━━━ EXCERPT TO READ

The enterprise side stands the better chance of thriving; HP couldn't even find buyers for its commodity PC and consumer hardware operations. But in order to thrive the new business-centric division HP Enterprise will need to make an offer that stands out as far from the pack as possible.
Here are four projects that could fit the bill. The bigger question, though, is whether HP can deliver on even a fraction of the promise any of them represent.
1. Helion/OpenStack and Eucalyptus
HP's work with OpenStack -- as Helion -- is meant to complement the surprisingly strong attention the company's received for its private cloud projects. Ditto HP's purchase of Eucalyptus, a complementary project for creating AWS-compatible private clouds. It would be great if HP could combine the two in a way that provides an appealing alternative to the scattershot power of generic OpenStack or a third party's commercially supported OpenStack.
The lowdown: Helion and Eucalyptus are highly practical and focused projects, but how much business HP can drum up with either of them is still an open question. After all, the market for OpenStack is confined to a relatively small, self-selecting list of players.
HP's networking business is still a major point of pride for the company, if only for being able to consistently maintain the second-largest market share after the Cisco juggernaut. But back in 2011, Forrester analyst Andre Kindness felt HP could cut its networking division loose entirely and invest the proceedings in developing a virtual networking solution to compete with the likes of Juniper, Brocade, and Avaya.
HP hasn't done anything nearly that radical since then. But to its credit, it has taken SDN more seriously, banking heavily on SDN-enabled hardware and gradually ratcheting up its involvement in the OpenDaylight project, an industry-wide SDN initiative.
The lowdown: Barring its involvement in OpenDaylight -- which may be too little, too late -- too many of HP's SDN moves have been untransformative or trivial. For example, there's the SDN App Store, a system for developers to create applications for HP's OpenFlow-based SDN hardware and monetize the results. As Gartner analysts pointed out, it's still too limited to reach the market it needs to find, and it isn't even leveraging any of HP's investment in OpenDaylight to begin with. HP can't afford to hedge its bets with SDN anymore; the company should pick a strategy and follow through on it.
HP's evocatively named, energy-sipping, high-density server configuration finally emerged last year, and much of the project is noteworthy. It isn't merely the use of low-power processors (including ARM) that made it interesting, nor is it the design that featured swappable "cartridges" designed for specific data center workloads, some of which include dedicated coprocessors. Moonshot also counts as one of the many ways HP has pushed back against the rise of commodity whitebox data center hardware, along with its Foxconn joint project in the same vein.

━━━━━━
━━━ EXTRACTED DATA

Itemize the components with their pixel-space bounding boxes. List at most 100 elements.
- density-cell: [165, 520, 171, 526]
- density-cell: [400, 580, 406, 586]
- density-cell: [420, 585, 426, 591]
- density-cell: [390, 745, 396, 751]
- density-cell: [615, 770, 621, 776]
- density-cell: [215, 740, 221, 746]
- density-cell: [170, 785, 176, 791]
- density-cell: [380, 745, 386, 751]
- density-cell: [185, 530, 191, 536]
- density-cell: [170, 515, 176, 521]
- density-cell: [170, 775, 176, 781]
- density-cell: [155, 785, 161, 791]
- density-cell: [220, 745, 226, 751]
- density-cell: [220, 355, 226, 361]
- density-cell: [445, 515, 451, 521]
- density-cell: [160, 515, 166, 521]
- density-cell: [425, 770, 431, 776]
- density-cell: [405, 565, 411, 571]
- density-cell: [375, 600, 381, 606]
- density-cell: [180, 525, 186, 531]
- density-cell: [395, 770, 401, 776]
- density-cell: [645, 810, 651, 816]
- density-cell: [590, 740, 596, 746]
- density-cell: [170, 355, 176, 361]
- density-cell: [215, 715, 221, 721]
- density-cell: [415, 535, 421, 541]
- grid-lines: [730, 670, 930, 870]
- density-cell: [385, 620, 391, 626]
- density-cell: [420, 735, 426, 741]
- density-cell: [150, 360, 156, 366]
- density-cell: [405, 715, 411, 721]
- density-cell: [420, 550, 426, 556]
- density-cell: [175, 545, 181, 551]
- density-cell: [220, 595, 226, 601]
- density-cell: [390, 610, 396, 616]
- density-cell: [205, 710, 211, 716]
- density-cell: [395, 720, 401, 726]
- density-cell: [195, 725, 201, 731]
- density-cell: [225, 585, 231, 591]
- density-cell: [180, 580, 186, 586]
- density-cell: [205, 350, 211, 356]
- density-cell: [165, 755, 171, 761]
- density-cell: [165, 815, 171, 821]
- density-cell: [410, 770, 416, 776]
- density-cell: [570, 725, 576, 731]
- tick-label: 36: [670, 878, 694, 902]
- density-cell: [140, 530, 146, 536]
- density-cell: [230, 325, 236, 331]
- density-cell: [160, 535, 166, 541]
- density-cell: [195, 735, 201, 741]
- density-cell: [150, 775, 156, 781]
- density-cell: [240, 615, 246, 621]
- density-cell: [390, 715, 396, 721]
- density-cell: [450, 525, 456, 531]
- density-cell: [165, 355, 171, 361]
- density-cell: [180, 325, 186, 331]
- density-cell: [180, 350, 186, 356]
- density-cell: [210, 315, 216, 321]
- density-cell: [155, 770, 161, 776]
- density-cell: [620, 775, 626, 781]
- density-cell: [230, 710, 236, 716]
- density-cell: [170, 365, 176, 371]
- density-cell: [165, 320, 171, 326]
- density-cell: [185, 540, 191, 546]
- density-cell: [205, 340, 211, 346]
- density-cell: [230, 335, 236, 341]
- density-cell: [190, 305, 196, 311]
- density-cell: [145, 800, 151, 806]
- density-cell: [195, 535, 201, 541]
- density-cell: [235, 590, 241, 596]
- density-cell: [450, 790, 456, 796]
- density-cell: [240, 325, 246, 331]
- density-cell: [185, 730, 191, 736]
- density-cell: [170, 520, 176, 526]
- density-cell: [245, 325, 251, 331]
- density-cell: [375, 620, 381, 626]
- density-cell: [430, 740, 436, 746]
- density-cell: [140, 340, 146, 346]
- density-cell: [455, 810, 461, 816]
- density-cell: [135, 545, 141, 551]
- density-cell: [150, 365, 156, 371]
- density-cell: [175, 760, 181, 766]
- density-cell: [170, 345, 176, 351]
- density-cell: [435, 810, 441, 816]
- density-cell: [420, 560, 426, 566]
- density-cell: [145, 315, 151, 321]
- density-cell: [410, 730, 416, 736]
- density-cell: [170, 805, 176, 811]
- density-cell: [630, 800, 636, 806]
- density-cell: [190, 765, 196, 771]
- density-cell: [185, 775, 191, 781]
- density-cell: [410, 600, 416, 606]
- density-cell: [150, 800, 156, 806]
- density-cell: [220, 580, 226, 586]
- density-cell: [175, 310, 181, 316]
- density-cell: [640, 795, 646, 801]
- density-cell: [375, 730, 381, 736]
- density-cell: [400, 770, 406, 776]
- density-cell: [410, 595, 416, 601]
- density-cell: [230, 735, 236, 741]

━━━━━━

WHAT THIS TASK INVOLVES » Can you update the stretch of the HP enterprise article that opens with "Here are four" and closes with "commercially supported OpenStack.", putting "CloudStack" wherever "Eucalyptus" appears?

PROBLEM SOLUTION »
Here are four projects that could fit the bill. The bigger question, though, is whether HP can deliver on even a fraction of the promise any of them represent.
1. Helion/OpenStack and CloudStack
HP's work with OpenStack -- as Helion -- is meant to complement the surprisingly strong attention the company's received for its private cloud projects. Ditto HP's purchase of CloudStack, a complementary project for creating AWS-compatible private clouds. It would be great if HP could combine the two in a way that provides an appealing alternative to the scattershot power of generic OpenStack or a third party's commercially supported OpenStack.